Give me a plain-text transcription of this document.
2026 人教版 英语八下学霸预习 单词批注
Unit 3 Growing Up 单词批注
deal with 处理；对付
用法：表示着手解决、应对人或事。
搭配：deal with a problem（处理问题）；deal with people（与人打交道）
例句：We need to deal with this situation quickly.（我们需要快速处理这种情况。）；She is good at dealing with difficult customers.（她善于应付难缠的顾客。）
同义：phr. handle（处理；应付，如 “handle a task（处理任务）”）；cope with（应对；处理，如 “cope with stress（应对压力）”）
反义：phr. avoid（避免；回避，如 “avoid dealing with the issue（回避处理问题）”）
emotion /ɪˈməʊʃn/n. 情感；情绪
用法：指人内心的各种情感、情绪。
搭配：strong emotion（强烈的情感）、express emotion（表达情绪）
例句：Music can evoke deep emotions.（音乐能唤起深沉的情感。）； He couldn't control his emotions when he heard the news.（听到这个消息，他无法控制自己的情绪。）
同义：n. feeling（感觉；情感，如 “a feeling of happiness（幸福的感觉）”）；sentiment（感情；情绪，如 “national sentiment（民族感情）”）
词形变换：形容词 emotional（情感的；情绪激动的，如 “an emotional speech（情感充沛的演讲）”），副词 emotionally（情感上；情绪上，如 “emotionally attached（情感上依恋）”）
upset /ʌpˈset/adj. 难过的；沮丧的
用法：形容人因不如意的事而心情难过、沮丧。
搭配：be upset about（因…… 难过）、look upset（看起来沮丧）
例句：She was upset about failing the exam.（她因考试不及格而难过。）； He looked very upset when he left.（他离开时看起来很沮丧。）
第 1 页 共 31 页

-=-=-

Where a line above contains the string "when", copy that line.

- **Answer to this exercise**
例句：Music can evoke deep emotions.（音乐能唤起深沉的情感。）； He couldn't control his emotions when he heard the news.（听到这个消息，他无法控制自己的情绪。）
例句：She was upset about failing the exam.（她因考试不及格而难过。）； He looked very upset when he left.（他离开时看起来很沮丧。）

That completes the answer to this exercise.